_REQUIRED WORK_
Copy the data below word for word, leaving out the pictures.

_RECORDED INFORMATION_
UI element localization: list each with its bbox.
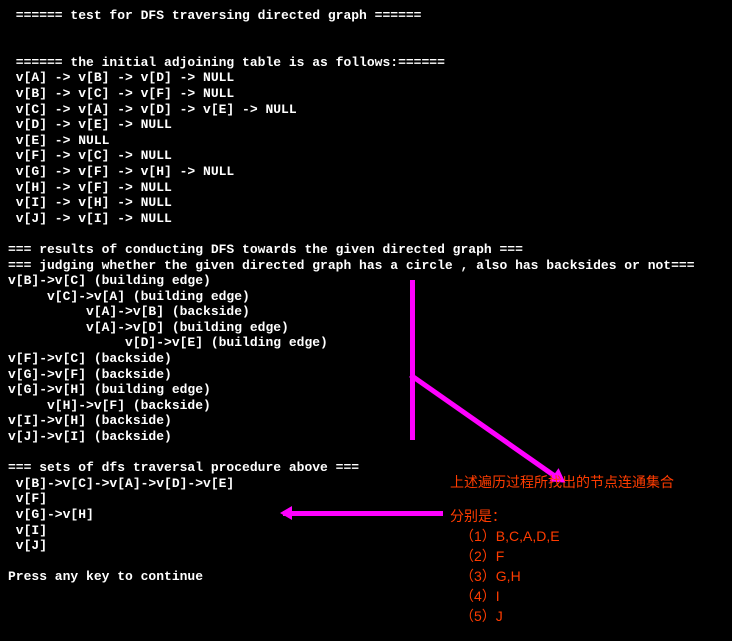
adj-row: v[G] -> v[F] -> v[H] -> NULL [8,164,732,180]
annotation-item: （1）B,C,A,D,E [460,528,560,545]
dfs-line: v[A]->v[B] (backside) [8,304,732,320]
adj-row: v[B] -> v[C] -> v[F] -> NULL [8,86,732,102]
title: ====== test for DFS traversing directed … [8,8,732,24]
dfs-line: v[A]->v[D] (building edge) [8,320,732,336]
dfs-line: v[C]->v[A] (building edge) [8,289,732,305]
adj-row: v[J] -> v[I] -> NULL [8,211,732,227]
blank [8,39,732,55]
adj-row: v[E] -> NULL [8,133,732,149]
dfs-line: v[G]->v[F] (backside) [8,367,732,383]
adj-row: v[H] -> v[F] -> NULL [8,180,732,196]
blank [8,226,732,242]
blank [8,445,732,461]
annotation-head: 上述遍历过程所找出的节点连通集合 [450,474,674,491]
adj-header: ====== the initial adjoining table is as… [8,55,732,71]
blank [8,24,732,40]
annotation-item: （2）F [460,548,504,565]
dfs-line: v[B]->v[C] (building edge) [8,273,732,289]
dfs-header: === results of conducting DFS towards th… [8,242,732,258]
dfs-line: v[D]->v[E] (building edge) [8,335,732,351]
set-row: v[I] [8,523,732,539]
arrow-icon [410,280,415,440]
adj-row: v[D] -> v[E] -> NULL [8,117,732,133]
dfs-line: v[F]->v[C] (backside) [8,351,732,367]
adj-row: v[C] -> v[A] -> v[D] -> v[E] -> NULL [8,102,732,118]
blank [8,554,732,570]
adj-row: v[I] -> v[H] -> NULL [8,195,732,211]
adj-row: v[F] -> v[C] -> NULL [8,148,732,164]
arrow-icon [283,511,443,516]
annotation-item: （5）J [460,608,503,625]
annotation-sub: 分别是： [450,508,506,525]
dfs-line: v[J]->v[I] (backside) [8,429,732,445]
set-row: v[F] [8,491,732,507]
dfs-line: v[I]->v[H] (backside) [8,413,732,429]
annotation-item: （4）I [460,588,500,605]
adj-row: v[A] -> v[B] -> v[D] -> NULL [8,70,732,86]
dfs-line: v[H]->v[F] (backside) [8,398,732,414]
annotation-item: （3）G,H [460,568,521,585]
set-row: v[J] [8,538,732,554]
dfs-line: v[G]->v[H] (building edge) [8,382,732,398]
dfs-header: === judging whether the given directed g… [8,258,732,274]
continue-prompt[interactable]: Press any key to continue [8,569,732,585]
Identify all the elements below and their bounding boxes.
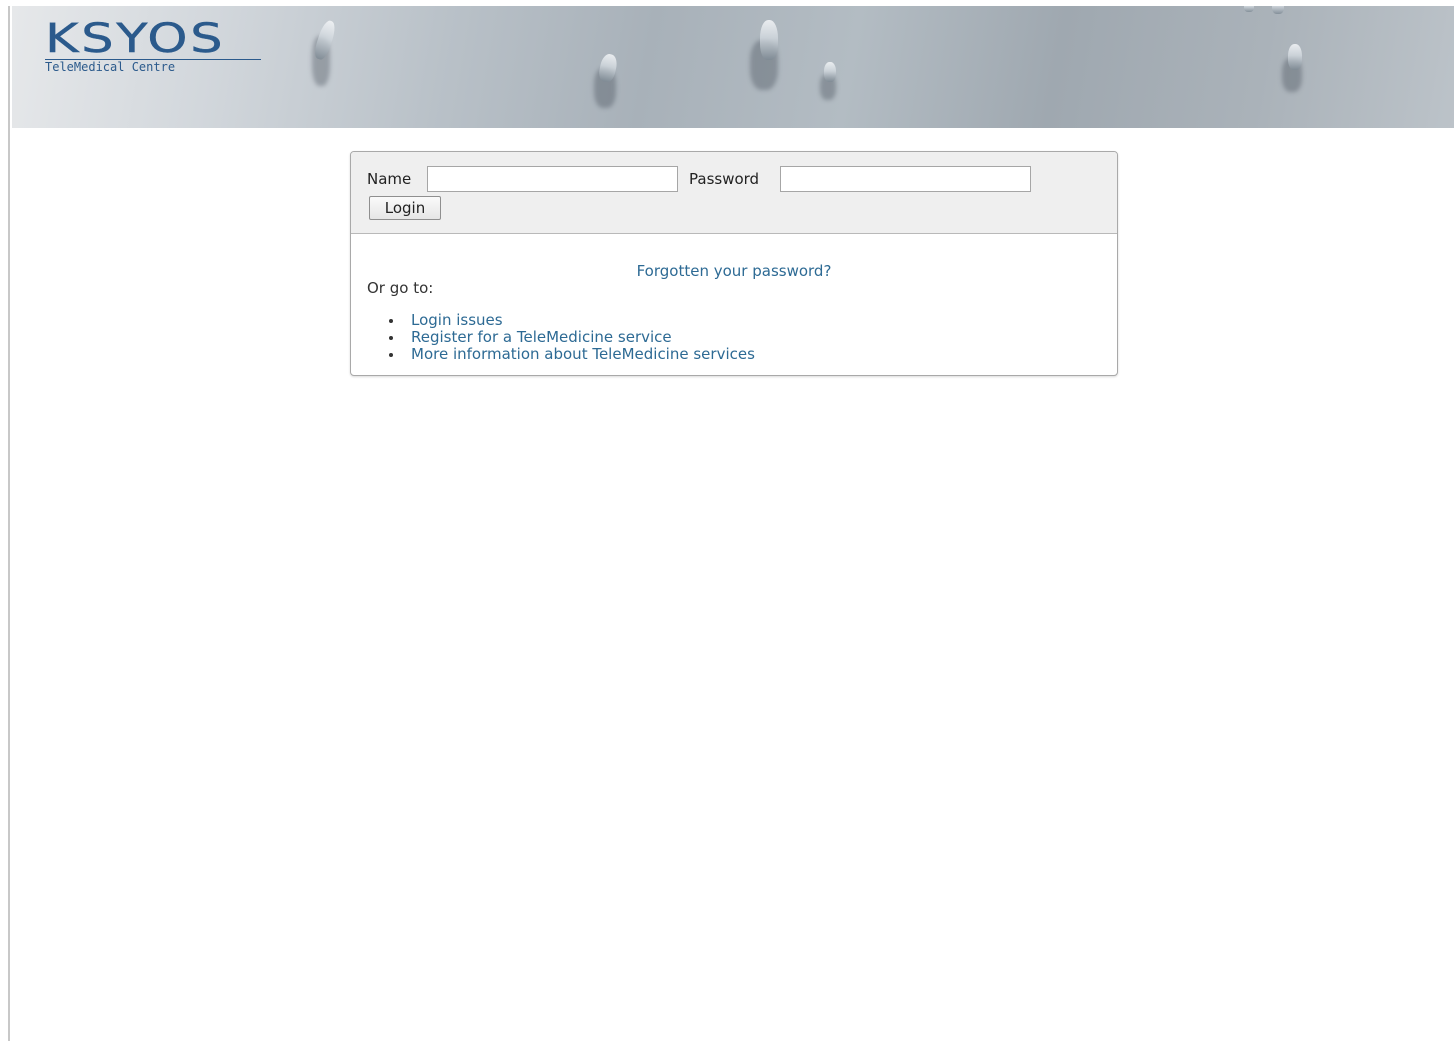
page: KSYOS TeleMedical Centre Name Password L… <box>8 6 1454 1041</box>
bullet-icon <box>389 336 393 340</box>
link-label[interactable]: More information about TeleMedicine serv… <box>411 345 755 363</box>
header-banner: KSYOS TeleMedical Centre <box>12 6 1454 128</box>
logo-wordmark: KSYOS <box>45 16 226 62</box>
name-label: Name <box>367 170 412 188</box>
link-login-issues[interactable]: Login issues <box>367 312 755 329</box>
login-form: Name Password Login <box>351 152 1117 234</box>
bullet-icon <box>389 353 393 357</box>
link-register-service[interactable]: Register for a TeleMedicine service <box>367 329 755 346</box>
login-button[interactable]: Login <box>369 196 441 220</box>
link-list: Login issues Register for a TeleMedicine… <box>367 312 755 363</box>
password-label: Password <box>689 170 760 188</box>
links-area: Forgotten your password? Or go to: Login… <box>351 234 1117 375</box>
bullet-icon <box>389 319 393 323</box>
link-more-information[interactable]: More information about TeleMedicine serv… <box>367 346 755 363</box>
name-input[interactable] <box>427 166 678 192</box>
login-panel: Name Password Login Forgotten your passw… <box>350 151 1118 376</box>
forgot-password-link[interactable]: Forgotten your password? <box>351 262 1117 280</box>
link-label[interactable]: Register for a TeleMedicine service <box>411 328 672 346</box>
password-input[interactable] <box>780 166 1031 192</box>
link-label[interactable]: Login issues <box>411 311 503 329</box>
logo-subtitle: TeleMedical Centre <box>45 60 176 74</box>
ksyos-logo: KSYOS TeleMedical Centre <box>45 19 267 74</box>
goto-label: Or go to: <box>367 279 434 297</box>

_EXERCISE ANSWER_
UI element localization: list each with its bbox.
adj-row: v[G] -> v[F] -> v[H] -> NULL [8,164,732,180]
annotation-item: （1）B,C,A,D,E [460,528,560,545]
dfs-line: v[A]->v[B] (backside) [8,304,732,320]
adj-row: v[B] -> v[C] -> v[F] -> NULL [8,86,732,102]
title: ====== test for DFS traversing directed … [8,8,732,24]
dfs-line: v[A]->v[D] (building edge) [8,320,732,336]
dfs-line: v[C]->v[A] (building edge) [8,289,732,305]
adj-row: v[J] -> v[I] -> NULL [8,211,732,227]
blank [8,39,732,55]
adj-row: v[E] -> NULL [8,133,732,149]
dfs-line: v[G]->v[F] (backside) [8,367,732,383]
adj-row: v[H] -> v[F] -> NULL [8,180,732,196]
blank [8,226,732,242]
blank [8,445,732,461]
annotation-head: 上述遍历过程所找出的节点连通集合 [450,474,674,491]
adj-header: ====== the initial adjoining table is as… [8,55,732,71]
blank [8,24,732,40]
annotation-item: （2）F [460,548,504,565]
dfs-line: v[B]->v[C] (building edge) [8,273,732,289]
dfs-header: === results of conducting DFS towards th… [8,242,732,258]
dfs-line: v[D]->v[E] (building edge) [8,335,732,351]
set-row: v[I] [8,523,732,539]
arrow-icon [410,280,415,440]
adj-row: v[D] -> v[E] -> NULL [8,117,732,133]
dfs-line: v[F]->v[C] (backside) [8,351,732,367]
adj-row: v[C] -> v[A] -> v[D] -> v[E] -> NULL [8,102,732,118]
blank [8,554,732,570]
adj-row: v[I] -> v[H] -> NULL [8,195,732,211]
adj-row: v[F] -> v[C] -> NULL [8,148,732,164]
arrow-icon [283,511,443,516]
annotation-item: （5）J [460,608,503,625]
annotation-sub: 分别是： [450,508,506,525]
dfs-line: v[J]->v[I] (backside) [8,429,732,445]
set-row: v[F] [8,491,732,507]
dfs-line: v[I]->v[H] (backside) [8,413,732,429]
annotation-item: （4）I [460,588,500,605]
adj-row: v[A] -> v[B] -> v[D] -> NULL [8,70,732,86]
dfs-line: v[H]->v[F] (backside) [8,398,732,414]
annotation-item: （3）G,H [460,568,521,585]
set-row: v[J] [8,538,732,554]
dfs-line: v[G]->v[H] (building edge) [8,382,732,398]
dfs-header: === judging whether the given directed g… [8,258,732,274]
continue-prompt[interactable]: Press any key to continue [8,569,732,585]
Identify all the elements below and their bounding boxes.
page: KSYOS TeleMedical Centre Name Password L… <box>8 6 1454 1041</box>
bullet-icon <box>389 336 393 340</box>
link-label[interactable]: More information about TeleMedicine serv… <box>411 345 755 363</box>
header-banner: KSYOS TeleMedical Centre <box>12 6 1454 128</box>
logo-wordmark: KSYOS <box>45 16 226 62</box>
name-label: Name <box>367 170 412 188</box>
link-login-issues[interactable]: Login issues <box>367 312 755 329</box>
login-form: Name Password Login <box>351 152 1117 234</box>
bullet-icon <box>389 353 393 357</box>
link-register-service[interactable]: Register for a TeleMedicine service <box>367 329 755 346</box>
login-button[interactable]: Login <box>369 196 441 220</box>
link-list: Login issues Register for a TeleMedicine… <box>367 312 755 363</box>
password-label: Password <box>689 170 760 188</box>
links-area: Forgotten your password? Or go to: Login… <box>351 234 1117 375</box>
bullet-icon <box>389 319 393 323</box>
link-more-information[interactable]: More information about TeleMedicine serv… <box>367 346 755 363</box>
name-input[interactable] <box>427 166 678 192</box>
login-panel: Name Password Login Forgotten your passw… <box>350 151 1118 376</box>
forgot-password-link[interactable]: Forgotten your password? <box>351 262 1117 280</box>
link-label[interactable]: Register for a TeleMedicine service <box>411 328 672 346</box>
password-input[interactable] <box>780 166 1031 192</box>
link-label[interactable]: Login issues <box>411 311 503 329</box>
logo-subtitle: TeleMedical Centre <box>45 60 176 74</box>
ksyos-logo: KSYOS TeleMedical Centre <box>45 19 267 74</box>
goto-label: Or go to: <box>367 279 434 297</box>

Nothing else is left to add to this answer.